**Aim of the exercise:**
State only the count of lines in the listing below that hold "color".

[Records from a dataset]
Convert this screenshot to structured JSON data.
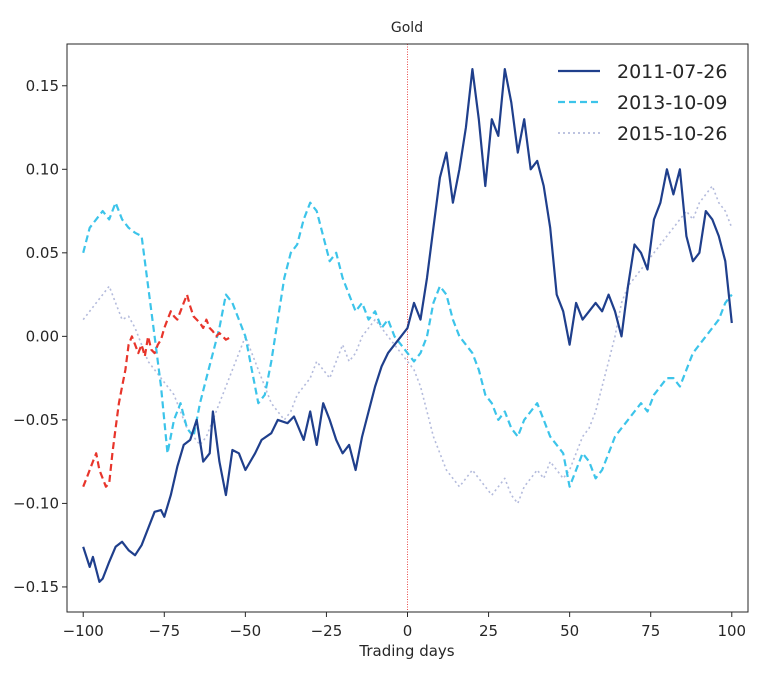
{
  "chart_data": {
    "type": "line",
    "title": "Gold",
    "xlabel": "Trading days",
    "ylabel": "",
    "xlim": [
      -105,
      105
    ],
    "ylim": [
      -0.165,
      0.175
    ],
    "xticks": [
      -100,
      -75,
      -50,
      -25,
      0,
      25,
      50,
      75,
      100
    ],
    "xtick_labels": [
      "−100",
      "−75",
      "−50",
      "−25",
      "0",
      "25",
      "50",
      "75",
      "100"
    ],
    "yticks": [
      -0.15,
      -0.1,
      -0.05,
      0.0,
      0.05,
      0.1,
      0.15
    ],
    "ytick_labels": [
      "−0.15",
      "−0.10",
      "−0.05",
      "0.00",
      "0.05",
      "0.10",
      "0.15"
    ],
    "grid": false,
    "legend_position": "top-right",
    "vline": {
      "x": 0,
      "color": "#e84a4a",
      "style": "dotted"
    },
    "series": [
      {
        "name": "2011-07-26",
        "color": "#1f3f8c",
        "style": "solid",
        "in_legend": true,
        "x": [
          -100,
          -98,
          -97,
          -95,
          -94,
          -92,
          -90,
          -88,
          -86,
          -84,
          -82,
          -80,
          -78,
          -76,
          -75,
          -73,
          -71,
          -69,
          -67,
          -65,
          -63,
          -61,
          -60,
          -58,
          -56,
          -54,
          -52,
          -50,
          -47,
          -45,
          -42,
          -40,
          -37,
          -35,
          -32,
          -30,
          -28,
          -26,
          -24,
          -22,
          -20,
          -18,
          -16,
          -14,
          -12,
          -10,
          -8,
          -6,
          -4,
          -2,
          0,
          2,
          4,
          6,
          8,
          10,
          12,
          14,
          16,
          18,
          20,
          22,
          24,
          26,
          28,
          30,
          32,
          34,
          36,
          38,
          40,
          42,
          44,
          46,
          48,
          50,
          52,
          54,
          56,
          58,
          60,
          62,
          64,
          66,
          68,
          70,
          72,
          74,
          76,
          78,
          80,
          82,
          84,
          86,
          88,
          90,
          92,
          94,
          96,
          98,
          100
        ],
        "values": [
          -0.126,
          -0.138,
          -0.132,
          -0.147,
          -0.145,
          -0.135,
          -0.126,
          -0.123,
          -0.128,
          -0.131,
          -0.125,
          -0.115,
          -0.105,
          -0.104,
          -0.108,
          -0.095,
          -0.078,
          -0.065,
          -0.062,
          -0.05,
          -0.075,
          -0.07,
          -0.045,
          -0.075,
          -0.095,
          -0.068,
          -0.07,
          -0.08,
          -0.07,
          -0.062,
          -0.058,
          -0.05,
          -0.052,
          -0.048,
          -0.062,
          -0.045,
          -0.065,
          -0.04,
          -0.05,
          -0.062,
          -0.07,
          -0.065,
          -0.08,
          -0.06,
          -0.045,
          -0.03,
          -0.018,
          -0.01,
          -0.005,
          0.0,
          0.005,
          0.02,
          0.01,
          0.035,
          0.065,
          0.095,
          0.11,
          0.08,
          0.1,
          0.125,
          0.16,
          0.13,
          0.09,
          0.13,
          0.12,
          0.16,
          0.14,
          0.11,
          0.13,
          0.1,
          0.105,
          0.09,
          0.065,
          0.025,
          0.015,
          -0.005,
          0.02,
          0.01,
          0.015,
          0.02,
          0.015,
          0.025,
          0.015,
          0.0,
          0.03,
          0.055,
          0.05,
          0.04,
          0.07,
          0.08,
          0.1,
          0.085,
          0.1,
          0.06,
          0.045,
          0.05,
          0.075,
          0.07,
          0.06,
          0.045,
          0.008
        ]
      },
      {
        "name": "2013-10-09",
        "color": "#3cc4ea",
        "style": "dashed",
        "in_legend": true,
        "x": [
          -100,
          -98,
          -96,
          -94,
          -92,
          -90,
          -88,
          -86,
          -84,
          -82,
          -80,
          -78,
          -76,
          -74,
          -72,
          -70,
          -68,
          -66,
          -64,
          -62,
          -60,
          -58,
          -56,
          -54,
          -52,
          -50,
          -48,
          -46,
          -44,
          -42,
          -40,
          -38,
          -36,
          -34,
          -32,
          -30,
          -28,
          -26,
          -24,
          -22,
          -20,
          -18,
          -16,
          -14,
          -12,
          -10,
          -8,
          -6,
          -4,
          -2,
          0,
          2,
          4,
          6,
          8,
          10,
          12,
          14,
          16,
          18,
          20,
          22,
          24,
          26,
          28,
          30,
          32,
          34,
          36,
          38,
          40,
          42,
          44,
          46,
          48,
          50,
          52,
          54,
          56,
          58,
          60,
          62,
          64,
          66,
          68,
          70,
          72,
          74,
          76,
          78,
          80,
          82,
          84,
          86,
          88,
          90,
          92,
          94,
          96,
          98,
          100
        ],
        "values": [
          0.05,
          0.065,
          0.07,
          0.075,
          0.07,
          0.08,
          0.07,
          0.065,
          0.062,
          0.06,
          0.03,
          0.0,
          -0.03,
          -0.07,
          -0.05,
          -0.04,
          -0.055,
          -0.06,
          -0.04,
          -0.025,
          -0.01,
          0.005,
          0.025,
          0.02,
          0.01,
          0.0,
          -0.02,
          -0.04,
          -0.035,
          -0.015,
          0.01,
          0.035,
          0.05,
          0.055,
          0.07,
          0.08,
          0.075,
          0.06,
          0.045,
          0.05,
          0.035,
          0.025,
          0.015,
          0.02,
          0.01,
          0.015,
          0.005,
          0.01,
          0.0,
          -0.005,
          -0.01,
          -0.015,
          -0.01,
          0.0,
          0.02,
          0.03,
          0.025,
          0.01,
          0.0,
          -0.005,
          -0.01,
          -0.02,
          -0.035,
          -0.04,
          -0.05,
          -0.045,
          -0.055,
          -0.06,
          -0.05,
          -0.045,
          -0.04,
          -0.05,
          -0.06,
          -0.065,
          -0.07,
          -0.09,
          -0.08,
          -0.07,
          -0.075,
          -0.085,
          -0.08,
          -0.07,
          -0.06,
          -0.055,
          -0.05,
          -0.045,
          -0.04,
          -0.045,
          -0.035,
          -0.03,
          -0.025,
          -0.025,
          -0.03,
          -0.02,
          -0.01,
          -0.005,
          0.0,
          0.005,
          0.01,
          0.02,
          0.025
        ]
      },
      {
        "name": "2015-10-26",
        "color": "#b4bbdc",
        "style": "dotted",
        "in_legend": true,
        "x": [
          -100,
          -98,
          -96,
          -94,
          -92,
          -90,
          -88,
          -86,
          -84,
          -82,
          -80,
          -78,
          -76,
          -74,
          -72,
          -70,
          -68,
          -66,
          -64,
          -62,
          -60,
          -58,
          -56,
          -54,
          -52,
          -50,
          -48,
          -46,
          -44,
          -42,
          -40,
          -38,
          -36,
          -34,
          -32,
          -30,
          -28,
          -26,
          -24,
          -22,
          -20,
          -18,
          -16,
          -14,
          -12,
          -10,
          -8,
          -6,
          -4,
          -2,
          0,
          2,
          4,
          6,
          8,
          10,
          12,
          14,
          16,
          18,
          20,
          22,
          24,
          26,
          28,
          30,
          32,
          34,
          36,
          38,
          40,
          42,
          44,
          46,
          48,
          50,
          52,
          54,
          56,
          58,
          60,
          62,
          64,
          66,
          68,
          70,
          72,
          74,
          76,
          78,
          80,
          82,
          84,
          86,
          88,
          90,
          92,
          94,
          96,
          98,
          100
        ],
        "values": [
          0.01,
          0.015,
          0.02,
          0.025,
          0.03,
          0.02,
          0.01,
          0.012,
          0.005,
          -0.005,
          -0.015,
          -0.02,
          -0.025,
          -0.03,
          -0.035,
          -0.045,
          -0.055,
          -0.06,
          -0.065,
          -0.06,
          -0.05,
          -0.04,
          -0.03,
          -0.02,
          -0.01,
          0.0,
          -0.01,
          -0.02,
          -0.03,
          -0.04,
          -0.045,
          -0.05,
          -0.045,
          -0.035,
          -0.03,
          -0.025,
          -0.015,
          -0.02,
          -0.025,
          -0.015,
          -0.005,
          -0.015,
          -0.01,
          0.0,
          0.005,
          0.01,
          0.005,
          0.0,
          -0.005,
          -0.01,
          -0.015,
          -0.02,
          -0.03,
          -0.045,
          -0.06,
          -0.07,
          -0.08,
          -0.085,
          -0.09,
          -0.085,
          -0.08,
          -0.085,
          -0.09,
          -0.095,
          -0.09,
          -0.085,
          -0.095,
          -0.1,
          -0.09,
          -0.085,
          -0.08,
          -0.085,
          -0.075,
          -0.08,
          -0.085,
          -0.08,
          -0.07,
          -0.06,
          -0.055,
          -0.045,
          -0.03,
          -0.015,
          0.0,
          0.02,
          0.03,
          0.035,
          0.04,
          0.045,
          0.05,
          0.055,
          0.06,
          0.065,
          0.07,
          0.075,
          0.07,
          0.08,
          0.085,
          0.09,
          0.08,
          0.075,
          0.065
        ]
      },
      {
        "name": "",
        "color": "#e8352b",
        "style": "dashed",
        "in_legend": false,
        "x": [
          -100,
          -99,
          -98,
          -97,
          -96,
          -95,
          -94,
          -93,
          -92,
          -91,
          -90,
          -89,
          -88,
          -87,
          -86,
          -85,
          -84,
          -83,
          -82,
          -81,
          -80,
          -79,
          -78,
          -77,
          -76,
          -75,
          -74,
          -73,
          -72,
          -71,
          -70,
          -69,
          -68,
          -67,
          -66,
          -65,
          -64,
          -63,
          -62,
          -61,
          -60,
          -59,
          -58,
          -57,
          -56,
          -55
        ],
        "values": [
          -0.09,
          -0.085,
          -0.08,
          -0.075,
          -0.07,
          -0.08,
          -0.085,
          -0.09,
          -0.088,
          -0.07,
          -0.055,
          -0.04,
          -0.03,
          -0.02,
          -0.005,
          0.0,
          -0.005,
          -0.01,
          -0.005,
          -0.012,
          0.0,
          -0.008,
          -0.01,
          -0.005,
          -0.002,
          0.005,
          0.01,
          0.015,
          0.012,
          0.01,
          0.015,
          0.02,
          0.025,
          0.018,
          0.012,
          0.01,
          0.008,
          0.005,
          0.01,
          0.005,
          0.003,
          0.0,
          0.002,
          0.0,
          -0.002,
          -0.001
        ]
      }
    ]
  }
}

**Completed exercise:**
5